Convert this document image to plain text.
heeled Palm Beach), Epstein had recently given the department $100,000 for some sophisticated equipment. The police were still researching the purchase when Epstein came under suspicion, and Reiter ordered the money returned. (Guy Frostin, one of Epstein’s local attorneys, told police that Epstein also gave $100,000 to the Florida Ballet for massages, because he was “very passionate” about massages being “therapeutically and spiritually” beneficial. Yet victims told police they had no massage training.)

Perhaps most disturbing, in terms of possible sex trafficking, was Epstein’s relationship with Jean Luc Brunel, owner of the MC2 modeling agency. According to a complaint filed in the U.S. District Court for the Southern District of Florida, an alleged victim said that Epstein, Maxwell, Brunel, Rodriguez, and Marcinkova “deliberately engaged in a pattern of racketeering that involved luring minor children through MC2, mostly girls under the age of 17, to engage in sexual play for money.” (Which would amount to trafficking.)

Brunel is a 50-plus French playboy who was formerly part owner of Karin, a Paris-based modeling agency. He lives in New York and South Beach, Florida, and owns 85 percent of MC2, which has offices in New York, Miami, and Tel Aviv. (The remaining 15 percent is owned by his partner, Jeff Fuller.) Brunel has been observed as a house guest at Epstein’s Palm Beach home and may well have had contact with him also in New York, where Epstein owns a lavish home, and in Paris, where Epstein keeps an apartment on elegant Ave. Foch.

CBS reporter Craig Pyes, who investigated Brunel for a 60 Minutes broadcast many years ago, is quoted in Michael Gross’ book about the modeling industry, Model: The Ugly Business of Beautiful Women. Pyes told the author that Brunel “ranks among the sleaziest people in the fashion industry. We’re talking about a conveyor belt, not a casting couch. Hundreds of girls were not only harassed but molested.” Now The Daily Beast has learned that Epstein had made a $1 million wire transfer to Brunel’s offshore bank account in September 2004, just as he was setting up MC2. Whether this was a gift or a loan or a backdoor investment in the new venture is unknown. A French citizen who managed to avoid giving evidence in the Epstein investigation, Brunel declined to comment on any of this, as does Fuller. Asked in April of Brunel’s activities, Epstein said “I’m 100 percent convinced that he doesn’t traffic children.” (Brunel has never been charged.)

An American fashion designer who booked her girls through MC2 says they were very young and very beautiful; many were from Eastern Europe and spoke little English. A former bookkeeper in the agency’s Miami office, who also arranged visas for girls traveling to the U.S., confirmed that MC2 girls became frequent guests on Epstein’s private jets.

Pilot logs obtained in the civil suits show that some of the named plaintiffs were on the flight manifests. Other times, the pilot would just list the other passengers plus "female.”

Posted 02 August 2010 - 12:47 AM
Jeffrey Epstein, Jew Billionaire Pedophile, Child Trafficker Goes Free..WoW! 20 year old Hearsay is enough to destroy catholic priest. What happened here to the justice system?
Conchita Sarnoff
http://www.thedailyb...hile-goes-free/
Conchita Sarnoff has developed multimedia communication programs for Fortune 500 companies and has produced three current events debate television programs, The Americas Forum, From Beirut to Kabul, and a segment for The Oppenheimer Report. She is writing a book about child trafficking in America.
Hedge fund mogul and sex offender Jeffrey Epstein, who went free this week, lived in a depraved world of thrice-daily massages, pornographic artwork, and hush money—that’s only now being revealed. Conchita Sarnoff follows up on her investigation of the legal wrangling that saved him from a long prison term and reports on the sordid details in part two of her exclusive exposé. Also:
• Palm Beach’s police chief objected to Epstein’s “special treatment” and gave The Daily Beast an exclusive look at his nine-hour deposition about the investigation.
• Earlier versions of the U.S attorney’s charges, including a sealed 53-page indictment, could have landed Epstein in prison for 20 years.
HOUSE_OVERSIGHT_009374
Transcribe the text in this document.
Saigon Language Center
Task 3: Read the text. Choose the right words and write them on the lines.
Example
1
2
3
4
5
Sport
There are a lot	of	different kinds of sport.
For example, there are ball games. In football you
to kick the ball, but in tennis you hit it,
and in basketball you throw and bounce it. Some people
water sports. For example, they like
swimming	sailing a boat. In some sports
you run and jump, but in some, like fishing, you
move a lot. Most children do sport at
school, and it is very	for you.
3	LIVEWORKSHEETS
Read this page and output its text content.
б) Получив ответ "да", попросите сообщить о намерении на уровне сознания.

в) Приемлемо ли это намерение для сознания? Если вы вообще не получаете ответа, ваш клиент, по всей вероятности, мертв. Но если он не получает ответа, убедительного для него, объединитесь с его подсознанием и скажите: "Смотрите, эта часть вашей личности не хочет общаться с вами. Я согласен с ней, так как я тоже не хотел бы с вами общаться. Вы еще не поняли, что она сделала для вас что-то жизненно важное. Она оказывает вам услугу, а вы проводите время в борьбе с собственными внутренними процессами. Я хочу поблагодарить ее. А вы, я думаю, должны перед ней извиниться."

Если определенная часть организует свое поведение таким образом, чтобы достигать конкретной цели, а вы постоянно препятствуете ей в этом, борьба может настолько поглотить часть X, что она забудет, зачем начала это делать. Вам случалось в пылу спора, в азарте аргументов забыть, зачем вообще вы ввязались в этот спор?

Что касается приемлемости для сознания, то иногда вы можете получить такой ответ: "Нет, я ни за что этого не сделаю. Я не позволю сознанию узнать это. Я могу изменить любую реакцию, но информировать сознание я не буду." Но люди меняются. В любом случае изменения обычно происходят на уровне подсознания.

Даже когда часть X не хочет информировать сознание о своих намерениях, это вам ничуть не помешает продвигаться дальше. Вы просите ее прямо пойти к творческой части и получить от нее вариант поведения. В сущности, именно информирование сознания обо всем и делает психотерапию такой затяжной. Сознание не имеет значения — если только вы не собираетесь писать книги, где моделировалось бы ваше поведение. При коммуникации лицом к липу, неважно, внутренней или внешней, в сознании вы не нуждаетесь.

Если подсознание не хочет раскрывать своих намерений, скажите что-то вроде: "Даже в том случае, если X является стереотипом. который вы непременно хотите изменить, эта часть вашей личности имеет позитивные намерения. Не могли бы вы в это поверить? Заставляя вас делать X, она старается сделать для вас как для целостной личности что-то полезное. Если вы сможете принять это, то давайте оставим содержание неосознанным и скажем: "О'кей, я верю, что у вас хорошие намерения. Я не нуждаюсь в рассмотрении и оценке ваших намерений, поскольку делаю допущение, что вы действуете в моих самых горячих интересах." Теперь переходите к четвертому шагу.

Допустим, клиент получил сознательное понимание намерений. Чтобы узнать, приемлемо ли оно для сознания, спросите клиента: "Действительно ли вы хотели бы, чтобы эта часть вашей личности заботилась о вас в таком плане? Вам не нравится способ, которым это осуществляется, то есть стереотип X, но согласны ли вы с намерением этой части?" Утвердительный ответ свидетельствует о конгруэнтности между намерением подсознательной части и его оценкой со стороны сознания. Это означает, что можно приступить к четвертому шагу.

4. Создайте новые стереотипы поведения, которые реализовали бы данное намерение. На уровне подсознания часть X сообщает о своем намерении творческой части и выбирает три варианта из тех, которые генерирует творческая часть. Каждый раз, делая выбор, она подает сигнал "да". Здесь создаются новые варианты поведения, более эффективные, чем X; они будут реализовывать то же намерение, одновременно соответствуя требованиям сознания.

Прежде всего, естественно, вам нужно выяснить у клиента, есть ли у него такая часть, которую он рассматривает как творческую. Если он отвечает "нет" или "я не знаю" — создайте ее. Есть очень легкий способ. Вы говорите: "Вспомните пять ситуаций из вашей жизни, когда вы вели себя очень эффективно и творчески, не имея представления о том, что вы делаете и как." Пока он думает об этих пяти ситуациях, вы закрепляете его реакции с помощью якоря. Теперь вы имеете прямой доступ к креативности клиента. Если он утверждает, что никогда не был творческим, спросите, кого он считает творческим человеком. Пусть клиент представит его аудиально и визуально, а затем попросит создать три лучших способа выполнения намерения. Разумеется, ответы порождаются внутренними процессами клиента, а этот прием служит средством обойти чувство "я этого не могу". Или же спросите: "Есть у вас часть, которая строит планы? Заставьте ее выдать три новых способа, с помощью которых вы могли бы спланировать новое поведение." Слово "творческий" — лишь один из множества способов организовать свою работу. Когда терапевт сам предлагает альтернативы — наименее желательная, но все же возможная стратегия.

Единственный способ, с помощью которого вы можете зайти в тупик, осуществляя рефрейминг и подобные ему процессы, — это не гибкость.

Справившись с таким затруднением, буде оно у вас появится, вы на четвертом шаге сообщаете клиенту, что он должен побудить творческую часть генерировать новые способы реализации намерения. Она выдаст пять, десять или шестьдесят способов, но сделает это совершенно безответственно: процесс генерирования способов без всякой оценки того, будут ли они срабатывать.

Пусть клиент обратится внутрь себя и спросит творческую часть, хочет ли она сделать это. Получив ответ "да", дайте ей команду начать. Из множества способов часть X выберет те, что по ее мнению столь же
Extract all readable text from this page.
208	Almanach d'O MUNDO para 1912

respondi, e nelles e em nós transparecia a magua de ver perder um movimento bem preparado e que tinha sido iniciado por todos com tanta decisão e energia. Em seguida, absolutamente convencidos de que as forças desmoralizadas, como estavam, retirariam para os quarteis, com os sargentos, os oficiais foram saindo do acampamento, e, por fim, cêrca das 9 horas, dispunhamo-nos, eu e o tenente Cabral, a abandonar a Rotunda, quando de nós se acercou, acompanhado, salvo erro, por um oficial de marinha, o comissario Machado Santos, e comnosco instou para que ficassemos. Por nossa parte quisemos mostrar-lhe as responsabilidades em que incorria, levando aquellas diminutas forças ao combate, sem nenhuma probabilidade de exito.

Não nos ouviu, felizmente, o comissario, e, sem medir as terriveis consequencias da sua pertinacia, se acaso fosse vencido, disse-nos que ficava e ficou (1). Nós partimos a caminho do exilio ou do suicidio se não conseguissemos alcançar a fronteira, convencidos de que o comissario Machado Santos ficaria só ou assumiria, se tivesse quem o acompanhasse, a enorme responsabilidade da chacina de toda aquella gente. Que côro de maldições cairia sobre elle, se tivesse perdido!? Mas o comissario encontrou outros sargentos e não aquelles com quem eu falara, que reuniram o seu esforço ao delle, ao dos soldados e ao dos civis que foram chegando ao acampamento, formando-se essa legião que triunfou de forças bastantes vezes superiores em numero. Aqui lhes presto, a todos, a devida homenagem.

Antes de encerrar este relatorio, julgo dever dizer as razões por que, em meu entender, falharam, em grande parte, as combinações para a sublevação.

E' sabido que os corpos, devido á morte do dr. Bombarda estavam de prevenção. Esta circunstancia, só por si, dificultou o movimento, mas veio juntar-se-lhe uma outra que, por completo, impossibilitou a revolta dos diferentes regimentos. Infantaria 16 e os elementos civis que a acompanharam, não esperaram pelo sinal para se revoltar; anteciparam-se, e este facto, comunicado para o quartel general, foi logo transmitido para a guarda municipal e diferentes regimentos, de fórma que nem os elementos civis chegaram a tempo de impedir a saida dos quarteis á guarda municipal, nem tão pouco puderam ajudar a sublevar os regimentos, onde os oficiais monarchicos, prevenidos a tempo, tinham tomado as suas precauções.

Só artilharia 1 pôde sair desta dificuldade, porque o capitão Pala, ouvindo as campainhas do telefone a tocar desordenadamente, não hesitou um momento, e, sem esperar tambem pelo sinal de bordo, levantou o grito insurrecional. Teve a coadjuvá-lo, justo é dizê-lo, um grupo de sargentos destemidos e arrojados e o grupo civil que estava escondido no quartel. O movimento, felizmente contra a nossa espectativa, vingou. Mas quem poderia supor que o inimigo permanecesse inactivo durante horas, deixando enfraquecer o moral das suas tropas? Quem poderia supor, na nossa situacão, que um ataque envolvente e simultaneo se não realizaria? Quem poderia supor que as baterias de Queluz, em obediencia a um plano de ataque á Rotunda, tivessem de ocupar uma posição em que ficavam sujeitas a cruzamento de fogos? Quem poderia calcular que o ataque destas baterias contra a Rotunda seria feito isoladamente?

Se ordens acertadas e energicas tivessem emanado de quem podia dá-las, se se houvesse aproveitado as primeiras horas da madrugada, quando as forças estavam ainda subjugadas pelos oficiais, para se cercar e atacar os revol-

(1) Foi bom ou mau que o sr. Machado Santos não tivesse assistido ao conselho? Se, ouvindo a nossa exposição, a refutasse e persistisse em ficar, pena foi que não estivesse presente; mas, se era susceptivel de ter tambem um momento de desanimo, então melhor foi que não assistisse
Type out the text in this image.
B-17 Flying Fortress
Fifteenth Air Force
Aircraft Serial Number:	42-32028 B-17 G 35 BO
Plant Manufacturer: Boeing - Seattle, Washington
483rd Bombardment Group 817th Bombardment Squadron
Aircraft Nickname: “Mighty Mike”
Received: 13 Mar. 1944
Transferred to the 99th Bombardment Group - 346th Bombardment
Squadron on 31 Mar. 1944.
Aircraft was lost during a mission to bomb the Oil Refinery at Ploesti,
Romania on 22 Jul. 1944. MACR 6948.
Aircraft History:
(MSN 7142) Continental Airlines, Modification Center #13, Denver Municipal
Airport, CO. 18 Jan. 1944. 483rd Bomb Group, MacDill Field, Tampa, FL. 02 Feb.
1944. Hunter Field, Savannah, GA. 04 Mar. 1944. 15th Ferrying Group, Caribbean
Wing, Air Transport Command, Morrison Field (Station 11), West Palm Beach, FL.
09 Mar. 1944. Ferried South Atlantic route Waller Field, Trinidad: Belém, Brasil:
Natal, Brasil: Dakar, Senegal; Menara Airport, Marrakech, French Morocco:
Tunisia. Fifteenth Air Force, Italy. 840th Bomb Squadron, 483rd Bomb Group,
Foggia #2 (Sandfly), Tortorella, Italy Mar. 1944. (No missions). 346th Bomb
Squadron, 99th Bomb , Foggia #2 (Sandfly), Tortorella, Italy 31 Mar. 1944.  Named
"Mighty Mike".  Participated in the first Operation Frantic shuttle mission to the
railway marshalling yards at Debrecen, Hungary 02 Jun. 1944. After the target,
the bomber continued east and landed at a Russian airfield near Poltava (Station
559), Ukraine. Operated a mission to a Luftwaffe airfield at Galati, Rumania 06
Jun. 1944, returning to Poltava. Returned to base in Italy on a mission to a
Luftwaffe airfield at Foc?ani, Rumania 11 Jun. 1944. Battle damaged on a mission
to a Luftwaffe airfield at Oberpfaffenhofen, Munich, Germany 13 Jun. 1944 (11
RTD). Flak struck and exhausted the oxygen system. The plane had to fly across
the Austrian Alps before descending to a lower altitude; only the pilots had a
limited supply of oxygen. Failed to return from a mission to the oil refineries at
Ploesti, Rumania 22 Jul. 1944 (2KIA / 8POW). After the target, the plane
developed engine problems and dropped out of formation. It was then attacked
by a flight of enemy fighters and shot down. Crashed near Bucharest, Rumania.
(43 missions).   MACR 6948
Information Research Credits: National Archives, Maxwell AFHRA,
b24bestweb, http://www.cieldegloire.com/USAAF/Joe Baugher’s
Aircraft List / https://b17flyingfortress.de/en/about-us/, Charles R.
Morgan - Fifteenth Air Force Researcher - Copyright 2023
####
WHAT TO PRODUCE:
In the listing, find all lines with the string "Rumania" and copy them.

ANSWER TO THIS TASK:
559), Ukraine. Operated a mission to a Luftwaffe airfield at Galati, Rumania 06
Luftwaffe airfield at Foc?ani, Rumania 11 Jun. 1944. Battle damaged on a mission
Ploesti, Rumania 22 Jul. 1944 (2KIA / 8POW). After the target, the plane
by a flight of enemy fighters and shot down. Crashed near Bucharest, Rumania.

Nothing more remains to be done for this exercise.